Figure dataset records:
────────────────────

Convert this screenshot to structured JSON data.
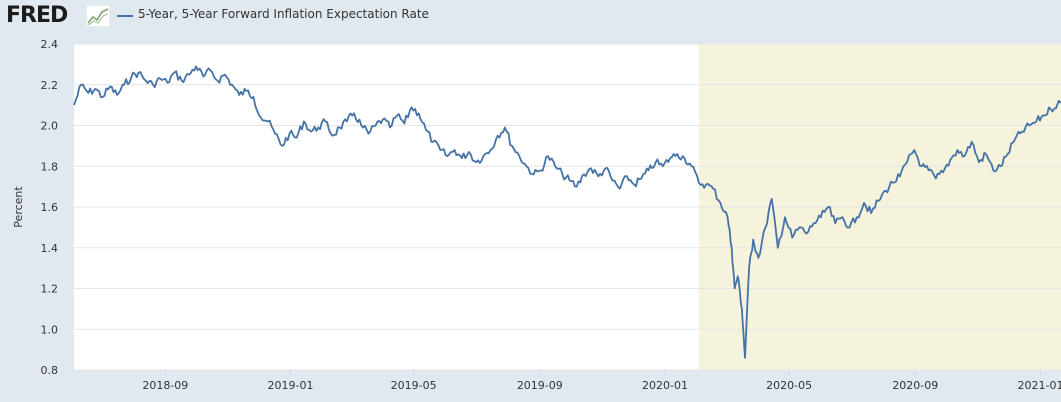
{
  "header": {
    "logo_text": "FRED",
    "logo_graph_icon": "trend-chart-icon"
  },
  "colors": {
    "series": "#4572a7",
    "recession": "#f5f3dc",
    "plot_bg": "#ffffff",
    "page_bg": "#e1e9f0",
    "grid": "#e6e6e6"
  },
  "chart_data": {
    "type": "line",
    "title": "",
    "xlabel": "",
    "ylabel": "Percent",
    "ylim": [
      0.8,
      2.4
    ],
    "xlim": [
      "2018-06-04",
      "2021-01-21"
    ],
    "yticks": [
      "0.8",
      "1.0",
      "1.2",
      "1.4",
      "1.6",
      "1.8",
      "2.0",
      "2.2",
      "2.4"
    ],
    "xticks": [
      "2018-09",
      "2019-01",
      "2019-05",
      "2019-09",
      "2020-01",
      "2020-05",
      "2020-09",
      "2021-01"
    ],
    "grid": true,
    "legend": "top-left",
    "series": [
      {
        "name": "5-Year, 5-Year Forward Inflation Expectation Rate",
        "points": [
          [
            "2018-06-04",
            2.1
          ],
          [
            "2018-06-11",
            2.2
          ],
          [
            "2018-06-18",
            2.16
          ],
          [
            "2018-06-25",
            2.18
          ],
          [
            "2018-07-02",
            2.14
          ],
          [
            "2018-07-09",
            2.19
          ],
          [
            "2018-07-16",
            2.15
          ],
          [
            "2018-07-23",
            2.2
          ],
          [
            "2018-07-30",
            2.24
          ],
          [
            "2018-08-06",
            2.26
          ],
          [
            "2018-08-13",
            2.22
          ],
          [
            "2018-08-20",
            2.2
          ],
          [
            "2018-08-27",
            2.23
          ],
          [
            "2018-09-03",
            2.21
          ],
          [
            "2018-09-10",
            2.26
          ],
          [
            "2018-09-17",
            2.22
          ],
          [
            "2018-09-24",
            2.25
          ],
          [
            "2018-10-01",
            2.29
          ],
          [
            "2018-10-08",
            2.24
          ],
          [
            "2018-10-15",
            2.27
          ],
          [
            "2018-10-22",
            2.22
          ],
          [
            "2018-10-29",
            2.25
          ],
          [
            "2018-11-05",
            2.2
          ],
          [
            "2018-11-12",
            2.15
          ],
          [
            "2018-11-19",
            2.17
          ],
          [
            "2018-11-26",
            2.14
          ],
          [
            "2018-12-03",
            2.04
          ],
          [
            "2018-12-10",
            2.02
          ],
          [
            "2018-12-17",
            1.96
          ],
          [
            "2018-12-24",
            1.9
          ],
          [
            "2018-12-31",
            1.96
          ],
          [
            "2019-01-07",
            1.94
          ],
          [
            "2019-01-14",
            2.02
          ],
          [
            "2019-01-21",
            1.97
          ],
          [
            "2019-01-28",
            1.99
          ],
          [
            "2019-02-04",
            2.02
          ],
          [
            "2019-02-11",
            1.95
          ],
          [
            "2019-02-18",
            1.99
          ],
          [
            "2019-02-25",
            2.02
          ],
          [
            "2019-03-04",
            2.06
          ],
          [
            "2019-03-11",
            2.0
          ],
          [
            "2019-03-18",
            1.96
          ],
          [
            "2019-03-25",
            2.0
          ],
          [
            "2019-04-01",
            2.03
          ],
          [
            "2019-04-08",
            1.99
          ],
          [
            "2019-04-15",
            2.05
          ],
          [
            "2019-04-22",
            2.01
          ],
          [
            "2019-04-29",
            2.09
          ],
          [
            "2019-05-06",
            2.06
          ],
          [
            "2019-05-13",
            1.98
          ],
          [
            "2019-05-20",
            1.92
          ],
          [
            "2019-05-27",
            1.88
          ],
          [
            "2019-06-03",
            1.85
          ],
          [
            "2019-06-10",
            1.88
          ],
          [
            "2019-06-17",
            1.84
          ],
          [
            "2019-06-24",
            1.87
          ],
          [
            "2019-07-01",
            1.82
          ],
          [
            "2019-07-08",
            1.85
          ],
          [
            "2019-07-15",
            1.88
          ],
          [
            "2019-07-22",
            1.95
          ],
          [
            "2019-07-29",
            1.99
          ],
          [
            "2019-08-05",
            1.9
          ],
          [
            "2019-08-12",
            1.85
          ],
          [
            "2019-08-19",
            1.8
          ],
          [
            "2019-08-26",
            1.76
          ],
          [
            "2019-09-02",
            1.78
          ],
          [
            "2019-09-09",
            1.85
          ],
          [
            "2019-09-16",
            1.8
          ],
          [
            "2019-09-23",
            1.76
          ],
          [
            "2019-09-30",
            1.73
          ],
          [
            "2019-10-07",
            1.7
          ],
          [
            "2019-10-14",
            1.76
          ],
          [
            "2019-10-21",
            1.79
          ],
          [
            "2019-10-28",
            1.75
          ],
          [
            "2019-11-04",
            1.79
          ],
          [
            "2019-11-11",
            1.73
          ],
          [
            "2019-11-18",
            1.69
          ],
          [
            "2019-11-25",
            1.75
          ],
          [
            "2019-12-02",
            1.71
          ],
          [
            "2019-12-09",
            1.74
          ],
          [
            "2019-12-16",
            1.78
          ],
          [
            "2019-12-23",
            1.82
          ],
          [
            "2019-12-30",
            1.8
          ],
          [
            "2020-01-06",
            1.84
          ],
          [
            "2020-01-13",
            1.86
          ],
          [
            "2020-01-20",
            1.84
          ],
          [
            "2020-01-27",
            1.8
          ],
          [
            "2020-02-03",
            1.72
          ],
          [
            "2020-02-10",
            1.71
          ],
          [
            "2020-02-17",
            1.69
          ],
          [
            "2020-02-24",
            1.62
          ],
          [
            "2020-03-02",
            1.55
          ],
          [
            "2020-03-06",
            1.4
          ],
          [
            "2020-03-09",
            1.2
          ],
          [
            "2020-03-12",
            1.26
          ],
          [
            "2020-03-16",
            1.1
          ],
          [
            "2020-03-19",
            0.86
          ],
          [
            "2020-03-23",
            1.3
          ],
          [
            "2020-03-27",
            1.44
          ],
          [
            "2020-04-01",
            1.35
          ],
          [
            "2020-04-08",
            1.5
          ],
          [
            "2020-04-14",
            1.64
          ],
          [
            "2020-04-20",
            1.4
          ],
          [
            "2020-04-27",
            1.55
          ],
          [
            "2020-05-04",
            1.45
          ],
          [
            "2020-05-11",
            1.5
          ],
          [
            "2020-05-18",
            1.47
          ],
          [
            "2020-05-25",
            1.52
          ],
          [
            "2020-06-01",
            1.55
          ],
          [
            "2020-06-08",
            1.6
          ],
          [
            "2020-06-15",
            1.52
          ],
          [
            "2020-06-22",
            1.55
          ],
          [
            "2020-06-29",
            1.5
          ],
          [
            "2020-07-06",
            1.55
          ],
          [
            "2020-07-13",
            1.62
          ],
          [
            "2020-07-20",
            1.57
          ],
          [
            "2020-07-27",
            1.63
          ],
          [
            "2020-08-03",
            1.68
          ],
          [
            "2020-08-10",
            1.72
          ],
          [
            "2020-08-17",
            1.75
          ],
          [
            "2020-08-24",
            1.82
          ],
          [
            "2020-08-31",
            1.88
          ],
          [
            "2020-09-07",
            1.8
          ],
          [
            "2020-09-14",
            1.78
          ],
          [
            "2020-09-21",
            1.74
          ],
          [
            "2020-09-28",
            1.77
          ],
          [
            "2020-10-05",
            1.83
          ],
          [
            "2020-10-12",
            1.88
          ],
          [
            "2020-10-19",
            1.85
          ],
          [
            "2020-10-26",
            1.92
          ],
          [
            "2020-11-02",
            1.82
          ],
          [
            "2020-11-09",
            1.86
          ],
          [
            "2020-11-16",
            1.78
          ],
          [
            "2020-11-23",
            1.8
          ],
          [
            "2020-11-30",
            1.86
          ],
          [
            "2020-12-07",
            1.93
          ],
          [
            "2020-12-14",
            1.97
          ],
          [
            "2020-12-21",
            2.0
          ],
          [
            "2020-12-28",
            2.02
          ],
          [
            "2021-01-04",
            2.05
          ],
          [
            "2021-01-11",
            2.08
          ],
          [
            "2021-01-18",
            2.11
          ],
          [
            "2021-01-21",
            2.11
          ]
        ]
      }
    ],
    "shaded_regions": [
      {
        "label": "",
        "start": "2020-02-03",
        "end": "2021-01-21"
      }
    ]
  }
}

────────────────────

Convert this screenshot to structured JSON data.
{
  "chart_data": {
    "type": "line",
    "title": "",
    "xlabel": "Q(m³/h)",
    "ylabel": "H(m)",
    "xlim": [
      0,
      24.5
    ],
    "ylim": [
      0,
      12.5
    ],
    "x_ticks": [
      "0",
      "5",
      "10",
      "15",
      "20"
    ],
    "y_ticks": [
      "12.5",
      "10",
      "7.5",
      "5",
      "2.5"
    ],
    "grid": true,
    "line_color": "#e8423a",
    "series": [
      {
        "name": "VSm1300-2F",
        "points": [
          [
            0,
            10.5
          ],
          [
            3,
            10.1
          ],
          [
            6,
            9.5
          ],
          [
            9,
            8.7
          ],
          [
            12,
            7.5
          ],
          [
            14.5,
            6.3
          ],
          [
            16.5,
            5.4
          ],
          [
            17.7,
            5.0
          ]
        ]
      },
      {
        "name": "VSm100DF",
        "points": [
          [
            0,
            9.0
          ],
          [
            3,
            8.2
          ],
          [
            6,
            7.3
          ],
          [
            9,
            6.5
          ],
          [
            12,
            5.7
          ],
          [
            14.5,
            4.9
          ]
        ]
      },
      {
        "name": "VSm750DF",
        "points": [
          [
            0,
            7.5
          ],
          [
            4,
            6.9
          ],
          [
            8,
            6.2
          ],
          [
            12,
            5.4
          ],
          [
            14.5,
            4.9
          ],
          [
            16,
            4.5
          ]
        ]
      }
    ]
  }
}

────────────────────

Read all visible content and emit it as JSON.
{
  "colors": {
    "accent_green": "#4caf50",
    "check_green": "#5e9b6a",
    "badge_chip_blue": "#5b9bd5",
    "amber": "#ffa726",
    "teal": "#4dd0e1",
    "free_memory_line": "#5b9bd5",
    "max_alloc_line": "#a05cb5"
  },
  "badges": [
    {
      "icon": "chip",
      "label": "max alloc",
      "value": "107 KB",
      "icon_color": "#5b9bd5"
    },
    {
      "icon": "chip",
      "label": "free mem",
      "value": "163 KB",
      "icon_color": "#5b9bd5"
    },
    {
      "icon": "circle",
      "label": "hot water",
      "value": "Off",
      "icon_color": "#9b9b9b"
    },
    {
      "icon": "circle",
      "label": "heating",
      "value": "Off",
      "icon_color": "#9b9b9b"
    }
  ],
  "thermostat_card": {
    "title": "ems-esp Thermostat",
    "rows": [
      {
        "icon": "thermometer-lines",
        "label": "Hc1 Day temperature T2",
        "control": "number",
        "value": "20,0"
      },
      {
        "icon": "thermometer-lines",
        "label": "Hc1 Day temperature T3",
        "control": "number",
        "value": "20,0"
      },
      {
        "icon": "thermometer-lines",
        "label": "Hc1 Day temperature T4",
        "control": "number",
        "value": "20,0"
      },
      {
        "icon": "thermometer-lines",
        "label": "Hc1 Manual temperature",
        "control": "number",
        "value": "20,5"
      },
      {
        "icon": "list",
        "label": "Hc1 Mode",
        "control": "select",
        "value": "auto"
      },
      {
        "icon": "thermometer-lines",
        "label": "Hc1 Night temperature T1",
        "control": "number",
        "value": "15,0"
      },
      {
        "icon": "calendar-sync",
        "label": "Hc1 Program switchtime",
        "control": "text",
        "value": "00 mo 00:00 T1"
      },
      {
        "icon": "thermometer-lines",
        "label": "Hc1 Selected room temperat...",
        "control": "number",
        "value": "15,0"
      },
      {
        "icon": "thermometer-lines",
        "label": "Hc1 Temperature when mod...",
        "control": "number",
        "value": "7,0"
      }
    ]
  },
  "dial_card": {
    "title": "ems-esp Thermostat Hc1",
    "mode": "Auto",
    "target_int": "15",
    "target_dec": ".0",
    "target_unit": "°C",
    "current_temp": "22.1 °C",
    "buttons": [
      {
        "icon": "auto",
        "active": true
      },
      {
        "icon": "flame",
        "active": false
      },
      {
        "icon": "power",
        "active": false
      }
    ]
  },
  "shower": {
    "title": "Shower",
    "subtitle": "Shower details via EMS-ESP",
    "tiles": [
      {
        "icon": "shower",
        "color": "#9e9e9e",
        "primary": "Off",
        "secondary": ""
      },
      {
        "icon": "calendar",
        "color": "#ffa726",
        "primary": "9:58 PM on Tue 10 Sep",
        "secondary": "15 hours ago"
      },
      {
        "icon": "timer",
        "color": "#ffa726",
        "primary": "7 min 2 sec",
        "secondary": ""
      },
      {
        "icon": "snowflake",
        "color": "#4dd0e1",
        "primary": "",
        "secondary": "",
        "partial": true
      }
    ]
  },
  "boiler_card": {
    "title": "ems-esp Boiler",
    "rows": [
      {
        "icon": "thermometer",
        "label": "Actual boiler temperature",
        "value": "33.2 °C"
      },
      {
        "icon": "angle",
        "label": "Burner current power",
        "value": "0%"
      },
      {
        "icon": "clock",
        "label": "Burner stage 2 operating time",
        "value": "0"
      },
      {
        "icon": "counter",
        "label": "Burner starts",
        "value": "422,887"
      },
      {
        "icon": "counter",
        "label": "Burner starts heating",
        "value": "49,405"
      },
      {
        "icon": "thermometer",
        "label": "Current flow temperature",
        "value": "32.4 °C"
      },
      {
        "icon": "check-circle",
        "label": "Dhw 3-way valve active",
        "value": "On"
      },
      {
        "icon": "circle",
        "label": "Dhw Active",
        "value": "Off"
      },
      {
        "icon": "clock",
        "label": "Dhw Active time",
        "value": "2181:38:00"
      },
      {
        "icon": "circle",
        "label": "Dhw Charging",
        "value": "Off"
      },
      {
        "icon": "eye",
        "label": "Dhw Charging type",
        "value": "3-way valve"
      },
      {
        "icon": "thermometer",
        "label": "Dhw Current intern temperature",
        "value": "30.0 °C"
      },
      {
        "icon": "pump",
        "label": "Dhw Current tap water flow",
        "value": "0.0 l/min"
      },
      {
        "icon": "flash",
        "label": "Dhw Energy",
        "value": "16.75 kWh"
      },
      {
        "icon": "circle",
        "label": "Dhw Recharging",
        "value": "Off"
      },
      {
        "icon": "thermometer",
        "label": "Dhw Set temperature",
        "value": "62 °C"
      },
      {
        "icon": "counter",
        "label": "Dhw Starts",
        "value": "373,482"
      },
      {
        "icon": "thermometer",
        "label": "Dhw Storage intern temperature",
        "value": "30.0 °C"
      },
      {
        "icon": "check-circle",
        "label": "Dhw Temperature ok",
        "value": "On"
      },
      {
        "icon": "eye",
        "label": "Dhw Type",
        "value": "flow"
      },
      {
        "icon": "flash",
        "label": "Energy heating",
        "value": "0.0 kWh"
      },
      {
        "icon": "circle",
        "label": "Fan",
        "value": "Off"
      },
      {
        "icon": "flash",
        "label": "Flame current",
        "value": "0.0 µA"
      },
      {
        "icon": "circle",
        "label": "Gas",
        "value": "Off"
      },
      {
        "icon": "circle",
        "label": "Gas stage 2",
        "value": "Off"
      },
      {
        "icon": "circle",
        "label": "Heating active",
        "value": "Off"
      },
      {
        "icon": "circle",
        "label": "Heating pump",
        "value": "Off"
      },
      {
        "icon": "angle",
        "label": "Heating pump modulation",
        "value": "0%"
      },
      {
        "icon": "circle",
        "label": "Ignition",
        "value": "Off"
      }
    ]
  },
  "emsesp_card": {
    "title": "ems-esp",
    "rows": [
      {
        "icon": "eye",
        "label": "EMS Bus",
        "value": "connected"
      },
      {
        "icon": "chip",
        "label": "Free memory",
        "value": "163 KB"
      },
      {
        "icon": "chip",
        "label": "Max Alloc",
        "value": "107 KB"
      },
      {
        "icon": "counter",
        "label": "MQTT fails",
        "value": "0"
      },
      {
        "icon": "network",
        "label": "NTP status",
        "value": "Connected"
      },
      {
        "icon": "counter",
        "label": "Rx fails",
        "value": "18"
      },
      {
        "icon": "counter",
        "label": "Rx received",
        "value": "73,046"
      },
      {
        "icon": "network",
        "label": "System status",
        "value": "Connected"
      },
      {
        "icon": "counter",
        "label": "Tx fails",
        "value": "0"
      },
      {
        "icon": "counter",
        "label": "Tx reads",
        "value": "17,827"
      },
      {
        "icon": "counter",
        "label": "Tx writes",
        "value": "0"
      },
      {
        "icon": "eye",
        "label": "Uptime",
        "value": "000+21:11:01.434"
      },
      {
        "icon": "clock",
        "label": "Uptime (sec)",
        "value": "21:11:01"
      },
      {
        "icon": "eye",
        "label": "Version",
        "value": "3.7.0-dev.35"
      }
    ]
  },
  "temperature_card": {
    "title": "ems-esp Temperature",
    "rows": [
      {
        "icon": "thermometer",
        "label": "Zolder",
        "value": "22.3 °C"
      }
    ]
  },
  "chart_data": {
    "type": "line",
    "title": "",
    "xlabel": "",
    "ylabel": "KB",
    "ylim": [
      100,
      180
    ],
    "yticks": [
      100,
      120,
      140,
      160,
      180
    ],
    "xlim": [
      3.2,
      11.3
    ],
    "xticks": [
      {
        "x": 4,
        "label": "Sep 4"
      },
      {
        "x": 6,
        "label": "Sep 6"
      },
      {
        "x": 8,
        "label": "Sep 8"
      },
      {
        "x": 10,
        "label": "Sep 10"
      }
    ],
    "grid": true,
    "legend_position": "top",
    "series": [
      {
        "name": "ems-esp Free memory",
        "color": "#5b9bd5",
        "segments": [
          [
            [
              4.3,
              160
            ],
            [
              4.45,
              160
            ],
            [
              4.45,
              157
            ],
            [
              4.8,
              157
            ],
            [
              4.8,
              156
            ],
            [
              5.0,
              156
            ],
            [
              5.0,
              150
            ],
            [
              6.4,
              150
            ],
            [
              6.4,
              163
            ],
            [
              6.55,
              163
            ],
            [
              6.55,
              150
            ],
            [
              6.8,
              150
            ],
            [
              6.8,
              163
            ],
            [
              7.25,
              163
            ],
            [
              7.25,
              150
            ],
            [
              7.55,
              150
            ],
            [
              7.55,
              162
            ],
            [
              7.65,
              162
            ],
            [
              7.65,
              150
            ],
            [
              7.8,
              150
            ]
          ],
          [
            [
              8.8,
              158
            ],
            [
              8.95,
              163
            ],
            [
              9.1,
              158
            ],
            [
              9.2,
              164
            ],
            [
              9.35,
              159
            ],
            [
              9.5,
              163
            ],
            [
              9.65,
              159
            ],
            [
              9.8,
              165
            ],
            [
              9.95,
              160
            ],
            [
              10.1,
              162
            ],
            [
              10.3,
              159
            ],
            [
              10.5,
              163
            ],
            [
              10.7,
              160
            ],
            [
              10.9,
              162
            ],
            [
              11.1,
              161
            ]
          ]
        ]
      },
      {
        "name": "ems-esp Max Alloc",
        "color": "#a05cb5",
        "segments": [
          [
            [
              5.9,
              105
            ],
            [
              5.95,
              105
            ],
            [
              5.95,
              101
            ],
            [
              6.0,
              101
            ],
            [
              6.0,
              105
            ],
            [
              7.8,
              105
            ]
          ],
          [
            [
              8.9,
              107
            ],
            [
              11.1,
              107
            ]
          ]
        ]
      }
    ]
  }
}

────────────────────

- _SET EXERCISE_
Write out every line of the data that holds the word "stage".

- _EXERCISE SOLUTION_
        "label": "Burner stage 2 operating time",
        "label": "Gas stage 2",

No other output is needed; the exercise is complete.